▸ **SHORT EXERCISE**: Below are some records; return each one exactly.

====== GIVEN RECORDS

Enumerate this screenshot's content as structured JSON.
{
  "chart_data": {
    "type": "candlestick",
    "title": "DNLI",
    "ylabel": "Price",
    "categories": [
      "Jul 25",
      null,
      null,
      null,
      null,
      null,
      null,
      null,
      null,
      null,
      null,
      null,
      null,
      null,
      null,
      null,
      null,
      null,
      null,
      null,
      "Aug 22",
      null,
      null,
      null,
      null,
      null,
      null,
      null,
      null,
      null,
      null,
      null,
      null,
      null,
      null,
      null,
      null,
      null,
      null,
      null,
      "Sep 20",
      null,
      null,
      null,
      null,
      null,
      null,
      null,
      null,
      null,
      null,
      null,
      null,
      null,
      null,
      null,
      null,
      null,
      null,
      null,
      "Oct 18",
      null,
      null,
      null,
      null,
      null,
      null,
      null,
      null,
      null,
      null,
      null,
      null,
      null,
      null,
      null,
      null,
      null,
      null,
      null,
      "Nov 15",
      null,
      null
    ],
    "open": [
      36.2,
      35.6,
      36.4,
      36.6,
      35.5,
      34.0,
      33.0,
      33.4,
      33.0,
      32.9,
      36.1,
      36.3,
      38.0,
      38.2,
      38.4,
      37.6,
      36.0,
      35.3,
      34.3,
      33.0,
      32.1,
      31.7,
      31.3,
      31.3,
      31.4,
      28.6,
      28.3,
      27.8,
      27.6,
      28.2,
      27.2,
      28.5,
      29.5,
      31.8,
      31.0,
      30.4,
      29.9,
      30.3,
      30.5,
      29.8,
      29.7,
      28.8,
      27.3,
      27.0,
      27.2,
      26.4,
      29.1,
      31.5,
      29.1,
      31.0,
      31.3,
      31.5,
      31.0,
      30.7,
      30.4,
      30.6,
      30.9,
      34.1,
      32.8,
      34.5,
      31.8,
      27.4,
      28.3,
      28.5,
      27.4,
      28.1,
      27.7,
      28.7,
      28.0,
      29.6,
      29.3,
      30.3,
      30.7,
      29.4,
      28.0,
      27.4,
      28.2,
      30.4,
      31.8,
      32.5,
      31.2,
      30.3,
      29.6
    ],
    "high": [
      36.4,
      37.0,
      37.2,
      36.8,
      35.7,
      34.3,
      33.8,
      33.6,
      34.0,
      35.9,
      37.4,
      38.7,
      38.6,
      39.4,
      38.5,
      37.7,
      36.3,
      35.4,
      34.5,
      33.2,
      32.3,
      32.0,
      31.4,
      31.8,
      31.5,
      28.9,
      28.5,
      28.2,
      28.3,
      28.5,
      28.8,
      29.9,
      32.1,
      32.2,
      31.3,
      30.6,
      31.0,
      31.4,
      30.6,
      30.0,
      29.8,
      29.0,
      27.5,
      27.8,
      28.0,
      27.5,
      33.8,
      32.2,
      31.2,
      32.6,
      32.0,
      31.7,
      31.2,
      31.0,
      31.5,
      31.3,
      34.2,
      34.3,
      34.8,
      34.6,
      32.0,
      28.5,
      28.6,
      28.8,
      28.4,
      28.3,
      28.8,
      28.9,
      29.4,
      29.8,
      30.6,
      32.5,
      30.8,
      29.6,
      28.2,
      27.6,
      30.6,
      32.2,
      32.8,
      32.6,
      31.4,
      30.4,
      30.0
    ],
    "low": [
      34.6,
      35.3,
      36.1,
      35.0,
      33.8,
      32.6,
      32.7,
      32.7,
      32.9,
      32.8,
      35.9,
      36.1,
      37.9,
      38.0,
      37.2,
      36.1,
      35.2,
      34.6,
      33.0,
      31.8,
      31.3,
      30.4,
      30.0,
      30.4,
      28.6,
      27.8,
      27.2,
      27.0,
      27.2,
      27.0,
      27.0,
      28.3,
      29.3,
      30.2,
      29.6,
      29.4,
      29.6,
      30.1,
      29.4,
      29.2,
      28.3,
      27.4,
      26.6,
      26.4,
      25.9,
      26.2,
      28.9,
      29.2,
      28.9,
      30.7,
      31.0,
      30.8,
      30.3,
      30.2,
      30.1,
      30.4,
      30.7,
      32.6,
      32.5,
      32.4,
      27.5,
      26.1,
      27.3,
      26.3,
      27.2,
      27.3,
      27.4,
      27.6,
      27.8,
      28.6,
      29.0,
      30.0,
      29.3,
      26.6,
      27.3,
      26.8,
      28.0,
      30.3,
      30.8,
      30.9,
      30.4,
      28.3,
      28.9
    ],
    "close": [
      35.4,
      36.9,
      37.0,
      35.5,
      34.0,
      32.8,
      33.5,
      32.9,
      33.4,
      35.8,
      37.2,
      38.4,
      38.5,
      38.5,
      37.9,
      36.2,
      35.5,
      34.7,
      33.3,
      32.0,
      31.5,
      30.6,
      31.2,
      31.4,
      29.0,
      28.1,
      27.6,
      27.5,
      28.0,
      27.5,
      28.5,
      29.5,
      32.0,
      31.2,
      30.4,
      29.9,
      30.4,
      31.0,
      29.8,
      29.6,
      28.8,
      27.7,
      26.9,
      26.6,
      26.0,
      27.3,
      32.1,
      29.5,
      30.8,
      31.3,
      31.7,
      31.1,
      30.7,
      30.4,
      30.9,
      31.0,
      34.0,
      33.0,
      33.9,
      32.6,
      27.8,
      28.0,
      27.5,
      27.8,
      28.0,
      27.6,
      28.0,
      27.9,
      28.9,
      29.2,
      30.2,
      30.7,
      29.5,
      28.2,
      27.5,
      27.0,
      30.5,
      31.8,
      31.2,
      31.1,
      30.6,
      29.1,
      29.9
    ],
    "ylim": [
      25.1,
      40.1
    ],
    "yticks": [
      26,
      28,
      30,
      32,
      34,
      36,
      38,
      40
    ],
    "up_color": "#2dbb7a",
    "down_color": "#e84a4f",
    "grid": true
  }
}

============

▸ **FINAL RESULT**:
Enumerate this screenshot's content as structured JSON.
{
  "chart_data": {
    "type": "candlestick",
    "title": "DNLI",
    "ylabel": "Price",
    "categories": [
      "Jul 25",
      null,
      null,
      null,
      null,
      null,
      null,
      null,
      null,
      null,
      null,
      null,
      null,
      null,
      null,
      null,
      null,
      null,
      null,
      null,
      "Aug 22",
      null,
      null,
      null,
      null,
      null,
      null,
      null,
      null,
      null,
      null,
      null,
      null,
      null,
      null,
      null,
      null,
      null,
      null,
      null,
      "Sep 20",
      null,
      null,
      null,
      null,
      null,
      null,
      null,
      null,
      null,
      null,
      null,
      null,
      null,
      null,
      null,
      null,
      null,
      null,
      null,
      "Oct 18",
      null,
      null,
      null,
      null,
      null,
      null,
      null,
      null,
      null,
      null,
      null,
      null,
      null,
      null,
      null,
      null,
      null,
      null,
      null,
      "Nov 15",
      null,
      null
    ],
    "open": [
      36.2,
      35.6,
      36.4,
      36.6,
      35.5,
      34.0,
      33.0,
      33.4,
      33.0,
      32.9,
      36.1,
      36.3,
      38.0,
      38.2,
      38.4,
      37.6,
      36.0,
      35.3,
      34.3,
      33.0,
      32.1,
      31.7,
      31.3,
      31.3,
      31.4,
      28.6,
      28.3,
      27.8,
      27.6,
      28.2,
      27.2,
      28.5,
      29.5,
      31.8,
      31.0,
      30.4,
      29.9,
      30.3,
      30.5,
      29.8,
      29.7,
      28.8,
      27.3,
      27.0,
      27.2,
      26.4,
      29.1,
      31.5,
      29.1,
      31.0,
      31.3,
      31.5,
      31.0,
      30.7,
      30.4,
      30.6,
      30.9,
      34.1,
      32.8,
      34.5,
      31.8,
      27.4,
      28.3,
      28.5,
      27.4,
      28.1,
      27.7,
      28.7,
      28.0,
      29.6,
      29.3,
      30.3,
      30.7,
      29.4,
      28.0,
      27.4,
      28.2,
      30.4,
      31.8,
      32.5,
      31.2,
      30.3,
      29.6
    ],
    "high": [
      36.4,
      37.0,
      37.2,
      36.8,
      35.7,
      34.3,
      33.8,
      33.6,
      34.0,
      35.9,
      37.4,
      38.7,
      38.6,
      39.4,
      38.5,
      37.7,
      36.3,
      35.4,
      34.5,
      33.2,
      32.3,
      32.0,
      31.4,
      31.8,
      31.5,
      28.9,
      28.5,
      28.2,
      28.3,
      28.5,
      28.8,
      29.9,
      32.1,
      32.2,
      31.3,
      30.6,
      31.0,
      31.4,
      30.6,
      30.0,
      29.8,
      29.0,
      27.5,
      27.8,
      28.0,
      27.5,
      33.8,
      32.2,
      31.2,
      32.6,
      32.0,
      31.7,
      31.2,
      31.0,
      31.5,
      31.3,
      34.2,
      34.3,
      34.8,
      34.6,
      32.0,
      28.5,
      28.6,
      28.8,
      28.4,
      28.3,
      28.8,
      28.9,
      29.4,
      29.8,
      30.6,
      32.5,
      30.8,
      29.6,
      28.2,
      27.6,
      30.6,
      32.2,
      32.8,
      32.6,
      31.4,
      30.4,
      30.0
    ],
    "low": [
      34.6,
      35.3,
      36.1,
      35.0,
      33.8,
      32.6,
      32.7,
      32.7,
      32.9,
      32.8,
      35.9,
      36.1,
      37.9,
      38.0,
      37.2,
      36.1,
      35.2,
      34.6,
      33.0,
      31.8,
      31.3,
      30.4,
      30.0,
      30.4,
      28.6,
      27.8,
      27.2,
      27.0,
      27.2,
      27.0,
      27.0,
      28.3,
      29.3,
      30.2,
      29.6,
      29.4,
      29.6,
      30.1,
      29.4,
      29.2,
      28.3,
      27.4,
      26.6,
      26.4,
      25.9,
      26.2,
      28.9,
      29.2,
      28.9,
      30.7,
      31.0,
      30.8,
      30.3,
      30.2,
      30.1,
      30.4,
      30.7,
      32.6,
      32.5,
      32.4,
      27.5,
      26.1,
      27.3,
      26.3,
      27.2,
      27.3,
      27.4,
      27.6,
      27.8,
      28.6,
      29.0,
      30.0,
      29.3,
      26.6,
      27.3,
      26.8,
      28.0,
      30.3,
      30.8,
      30.9,
      30.4,
      28.3,
      28.9
    ],
    "close": [
      35.4,
      36.9,
      37.0,
      35.5,
      34.0,
      32.8,
      33.5,
      32.9,
      33.4,
      35.8,
      37.2,
      38.4,
      38.5,
      38.5,
      37.9,
      36.2,
      35.5,
      34.7,
      33.3,
      32.0,
      31.5,
      30.6,
      31.2,
      31.4,
      29.0,
      28.1,
      27.6,
      27.5,
      28.0,
      27.5,
      28.5,
      29.5,
      32.0,
      31.2,
      30.4,
      29.9,
      30.4,
      31.0,
      29.8,
      29.6,
      28.8,
      27.7,
      26.9,
      26.6,
      26.0,
      27.3,
      32.1,
      29.5,
      30.8,
      31.3,
      31.7,
      31.1,
      30.7,
      30.4,
      30.9,
      31.0,
      34.0,
      33.0,
      33.9,
      32.6,
      27.8,
      28.0,
      27.5,
      27.8,
      28.0,
      27.6,
      28.0,
      27.9,
      28.9,
      29.2,
      30.2,
      30.7,
      29.5,
      28.2,
      27.5,
      27.0,
      30.5,
      31.8,
      31.2,
      31.1,
      30.6,
      29.1,
      29.9
    ],
    "ylim": [
      25.1,
      40.1
    ],
    "yticks": [
      26,
      28,
      30,
      32,
      34,
      36,
      38,
      40
    ],
    "up_color": "#2dbb7a",
    "down_color": "#e84a4f",
    "grid": true
  }
}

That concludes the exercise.